Entries provided
»»

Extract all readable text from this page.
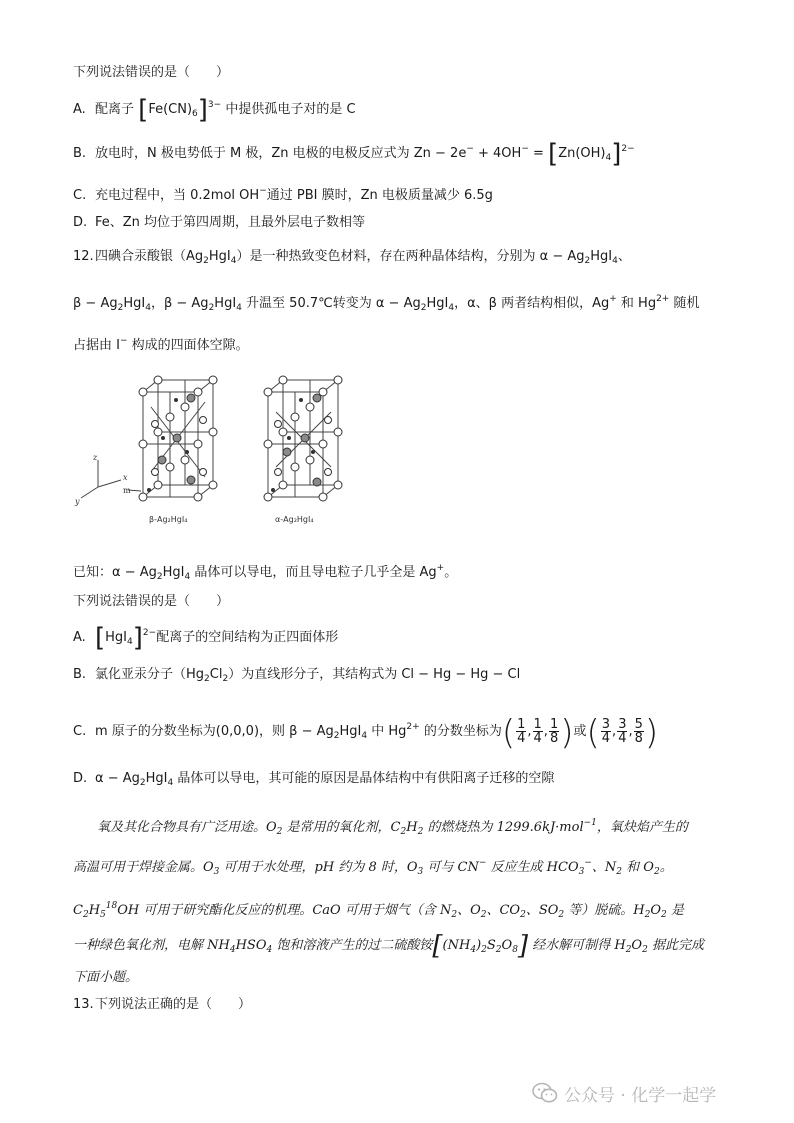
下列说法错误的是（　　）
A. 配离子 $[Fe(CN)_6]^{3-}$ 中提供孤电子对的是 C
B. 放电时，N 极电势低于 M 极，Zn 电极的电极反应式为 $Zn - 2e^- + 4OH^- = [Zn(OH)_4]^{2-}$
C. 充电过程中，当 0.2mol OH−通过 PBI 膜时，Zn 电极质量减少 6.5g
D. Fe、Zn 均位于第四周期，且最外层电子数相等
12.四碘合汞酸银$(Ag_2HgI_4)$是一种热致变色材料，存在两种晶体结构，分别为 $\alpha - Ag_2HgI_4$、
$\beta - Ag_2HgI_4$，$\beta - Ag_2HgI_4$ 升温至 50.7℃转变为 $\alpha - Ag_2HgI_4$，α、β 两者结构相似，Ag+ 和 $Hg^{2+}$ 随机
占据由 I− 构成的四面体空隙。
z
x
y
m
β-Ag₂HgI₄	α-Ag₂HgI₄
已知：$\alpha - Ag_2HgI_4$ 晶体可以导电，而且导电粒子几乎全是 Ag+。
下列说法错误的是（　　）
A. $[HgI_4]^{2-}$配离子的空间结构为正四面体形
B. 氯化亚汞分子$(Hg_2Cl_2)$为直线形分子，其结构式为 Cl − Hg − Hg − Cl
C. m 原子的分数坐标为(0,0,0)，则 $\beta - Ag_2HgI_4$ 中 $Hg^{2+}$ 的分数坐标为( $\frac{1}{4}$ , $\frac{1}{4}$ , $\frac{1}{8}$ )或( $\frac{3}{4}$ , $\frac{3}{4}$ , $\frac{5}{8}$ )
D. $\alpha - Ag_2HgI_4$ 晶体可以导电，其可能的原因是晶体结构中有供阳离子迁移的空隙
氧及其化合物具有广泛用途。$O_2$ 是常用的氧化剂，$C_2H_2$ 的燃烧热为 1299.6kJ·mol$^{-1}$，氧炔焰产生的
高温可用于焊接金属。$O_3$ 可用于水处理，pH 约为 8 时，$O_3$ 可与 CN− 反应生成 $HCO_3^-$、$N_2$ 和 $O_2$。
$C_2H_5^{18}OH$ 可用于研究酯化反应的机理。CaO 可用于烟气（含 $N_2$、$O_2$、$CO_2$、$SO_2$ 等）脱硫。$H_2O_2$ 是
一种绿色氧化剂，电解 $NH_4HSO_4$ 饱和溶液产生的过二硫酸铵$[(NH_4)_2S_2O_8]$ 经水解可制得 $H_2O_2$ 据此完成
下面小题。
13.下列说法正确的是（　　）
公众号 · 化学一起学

««

Every line is to be duplicated exactly, though pictures stay out.

Extract all readable text from this page.
下列说法错误的是（　　）
A. 配离子 $[Fe(CN)_6]^{3-}$ 中提供孤电子对的是 C
B. 放电时，N 极电势低于 M 极，Zn 电极的电极反应式为 $Zn - 2e^- + 4OH^- = [Zn(OH)_4]^{2-}$
C. 充电过程中，当 0.2mol OH−通过 PBI 膜时，Zn 电极质量减少 6.5g
D. Fe、Zn 均位于第四周期，且最外层电子数相等
12.四碘合汞酸银$(Ag_2HgI_4)$是一种热致变色材料，存在两种晶体结构，分别为 $\alpha - Ag_2HgI_4$、
$\beta - Ag_2HgI_4$，$\beta - Ag_2HgI_4$ 升温至 50.7℃转变为 $\alpha - Ag_2HgI_4$，α、β 两者结构相似，Ag+ 和 $Hg^{2+}$ 随机
占据由 I− 构成的四面体空隙。
z
x
y
m
β-Ag₂HgI₄	α-Ag₂HgI₄
已知：$\alpha - Ag_2HgI_4$ 晶体可以导电，而且导电粒子几乎全是 Ag+。
下列说法错误的是（　　）
A. $[HgI_4]^{2-}$配离子的空间结构为正四面体形
B. 氯化亚汞分子$(Hg_2Cl_2)$为直线形分子，其结构式为 Cl − Hg − Hg − Cl
C. m 原子的分数坐标为(0,0,0)，则 $\beta - Ag_2HgI_4$ 中 $Hg^{2+}$ 的分数坐标为( $\frac{1}{4}$ , $\frac{1}{4}$ , $\frac{1}{8}$ )或( $\frac{3}{4}$ , $\frac{3}{4}$ , $\frac{5}{8}$ )
D. $\alpha - Ag_2HgI_4$ 晶体可以导电，其可能的原因是晶体结构中有供阳离子迁移的空隙
氧及其化合物具有广泛用途。$O_2$ 是常用的氧化剂，$C_2H_2$ 的燃烧热为 1299.6kJ·mol$^{-1}$，氧炔焰产生的
高温可用于焊接金属。$O_3$ 可用于水处理，pH 约为 8 时，$O_3$ 可与 CN− 反应生成 $HCO_3^-$、$N_2$ 和 $O_2$。
$C_2H_5^{18}OH$ 可用于研究酯化反应的机理。CaO 可用于烟气（含 $N_2$、$O_2$、$CO_2$、$SO_2$ 等）脱硫。$H_2O_2$ 是
一种绿色氧化剂，电解 $NH_4HSO_4$ 饱和溶液产生的过二硫酸铵$[(NH_4)_2S_2O_8]$ 经水解可制得 $H_2O_2$ 据此完成
下面小题。
13.下列说法正确的是（　　）
公众号 · 化学一起学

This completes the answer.